[Short problem]
Lines containing the word "JSON" are to be located and copied.

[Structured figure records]
▬▬▬▬▬▬▬▬▬▬

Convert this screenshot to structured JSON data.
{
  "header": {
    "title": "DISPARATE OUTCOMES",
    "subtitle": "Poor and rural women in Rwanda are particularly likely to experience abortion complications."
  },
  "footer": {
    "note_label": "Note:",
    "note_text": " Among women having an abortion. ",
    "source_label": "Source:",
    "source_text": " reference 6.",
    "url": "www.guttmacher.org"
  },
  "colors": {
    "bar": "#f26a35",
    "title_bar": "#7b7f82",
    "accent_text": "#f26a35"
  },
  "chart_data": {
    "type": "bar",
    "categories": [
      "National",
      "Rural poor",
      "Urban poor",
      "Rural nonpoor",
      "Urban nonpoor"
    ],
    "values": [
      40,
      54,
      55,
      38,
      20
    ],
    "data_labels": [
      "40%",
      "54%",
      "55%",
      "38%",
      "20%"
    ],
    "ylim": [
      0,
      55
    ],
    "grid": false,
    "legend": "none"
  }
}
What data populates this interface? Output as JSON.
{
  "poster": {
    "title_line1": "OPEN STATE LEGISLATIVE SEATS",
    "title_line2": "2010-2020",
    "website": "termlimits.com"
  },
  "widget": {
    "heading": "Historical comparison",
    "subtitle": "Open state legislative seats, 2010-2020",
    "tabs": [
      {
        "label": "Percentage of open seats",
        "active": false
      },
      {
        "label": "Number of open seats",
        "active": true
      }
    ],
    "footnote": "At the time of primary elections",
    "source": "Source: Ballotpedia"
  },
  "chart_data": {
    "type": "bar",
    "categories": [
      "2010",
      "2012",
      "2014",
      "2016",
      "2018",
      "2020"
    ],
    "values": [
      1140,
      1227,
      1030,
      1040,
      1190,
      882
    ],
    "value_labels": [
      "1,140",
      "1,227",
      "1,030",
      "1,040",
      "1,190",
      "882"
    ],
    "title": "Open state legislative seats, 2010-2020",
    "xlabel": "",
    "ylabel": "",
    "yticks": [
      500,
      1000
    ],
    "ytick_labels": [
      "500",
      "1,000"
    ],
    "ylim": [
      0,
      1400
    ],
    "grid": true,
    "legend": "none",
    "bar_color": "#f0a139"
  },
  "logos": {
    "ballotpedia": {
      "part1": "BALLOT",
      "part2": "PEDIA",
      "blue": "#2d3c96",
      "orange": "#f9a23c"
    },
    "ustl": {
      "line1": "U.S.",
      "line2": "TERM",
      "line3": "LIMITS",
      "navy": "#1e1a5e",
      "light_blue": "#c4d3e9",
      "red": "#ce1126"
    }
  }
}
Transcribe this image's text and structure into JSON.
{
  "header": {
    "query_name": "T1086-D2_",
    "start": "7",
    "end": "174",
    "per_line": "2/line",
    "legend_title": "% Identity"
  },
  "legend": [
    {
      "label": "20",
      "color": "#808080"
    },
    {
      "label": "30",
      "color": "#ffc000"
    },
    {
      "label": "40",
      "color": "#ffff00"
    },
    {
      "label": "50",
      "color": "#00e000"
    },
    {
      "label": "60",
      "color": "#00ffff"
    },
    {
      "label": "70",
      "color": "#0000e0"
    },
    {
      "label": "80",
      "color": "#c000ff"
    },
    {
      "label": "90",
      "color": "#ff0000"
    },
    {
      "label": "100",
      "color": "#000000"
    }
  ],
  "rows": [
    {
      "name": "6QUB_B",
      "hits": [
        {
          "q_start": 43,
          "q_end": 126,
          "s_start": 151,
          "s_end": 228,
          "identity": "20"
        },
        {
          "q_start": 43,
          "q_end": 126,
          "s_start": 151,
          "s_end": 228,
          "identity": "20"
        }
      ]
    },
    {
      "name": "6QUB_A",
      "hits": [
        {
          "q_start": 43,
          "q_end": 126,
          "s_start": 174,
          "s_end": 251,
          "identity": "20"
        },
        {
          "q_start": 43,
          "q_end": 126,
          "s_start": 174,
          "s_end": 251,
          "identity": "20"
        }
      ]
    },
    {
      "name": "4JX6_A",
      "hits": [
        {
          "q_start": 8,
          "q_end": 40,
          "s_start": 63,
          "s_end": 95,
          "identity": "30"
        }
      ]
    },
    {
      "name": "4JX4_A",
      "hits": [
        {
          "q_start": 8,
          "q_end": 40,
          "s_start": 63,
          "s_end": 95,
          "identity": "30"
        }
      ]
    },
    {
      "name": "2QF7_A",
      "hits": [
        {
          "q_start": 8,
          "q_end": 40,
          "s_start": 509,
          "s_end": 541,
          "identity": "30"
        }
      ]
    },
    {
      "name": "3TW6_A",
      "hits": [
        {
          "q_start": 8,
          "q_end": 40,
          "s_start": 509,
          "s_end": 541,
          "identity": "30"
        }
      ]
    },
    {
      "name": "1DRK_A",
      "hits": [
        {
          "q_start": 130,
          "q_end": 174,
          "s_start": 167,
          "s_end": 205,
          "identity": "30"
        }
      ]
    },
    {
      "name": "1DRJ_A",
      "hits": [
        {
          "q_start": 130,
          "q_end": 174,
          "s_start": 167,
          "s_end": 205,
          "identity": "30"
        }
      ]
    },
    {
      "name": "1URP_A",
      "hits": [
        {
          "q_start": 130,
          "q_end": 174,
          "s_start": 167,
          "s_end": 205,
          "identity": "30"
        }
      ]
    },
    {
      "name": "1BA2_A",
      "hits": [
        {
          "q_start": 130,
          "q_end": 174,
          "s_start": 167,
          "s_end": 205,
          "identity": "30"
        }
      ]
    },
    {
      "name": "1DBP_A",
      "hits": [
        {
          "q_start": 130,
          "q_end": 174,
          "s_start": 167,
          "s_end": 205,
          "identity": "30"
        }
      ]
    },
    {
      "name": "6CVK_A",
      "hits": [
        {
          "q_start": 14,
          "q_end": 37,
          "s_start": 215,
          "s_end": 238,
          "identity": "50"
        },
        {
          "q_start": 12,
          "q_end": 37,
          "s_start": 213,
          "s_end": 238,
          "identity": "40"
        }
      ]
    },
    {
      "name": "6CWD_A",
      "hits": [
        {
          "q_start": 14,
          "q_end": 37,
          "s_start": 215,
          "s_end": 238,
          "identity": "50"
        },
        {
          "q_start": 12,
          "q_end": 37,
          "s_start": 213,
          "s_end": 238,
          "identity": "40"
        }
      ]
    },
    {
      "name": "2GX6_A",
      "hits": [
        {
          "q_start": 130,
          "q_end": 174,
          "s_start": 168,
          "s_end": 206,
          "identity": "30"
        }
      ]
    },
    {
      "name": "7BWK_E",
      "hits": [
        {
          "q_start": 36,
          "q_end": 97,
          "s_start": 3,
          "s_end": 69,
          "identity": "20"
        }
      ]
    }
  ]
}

▬▬▬▬▬▬▬▬▬▬

[Exercise result]
Convert this screenshot to structured JSON data.
What data populates this interface? Output as JSON.
Transcribe this image's text and structure into JSON.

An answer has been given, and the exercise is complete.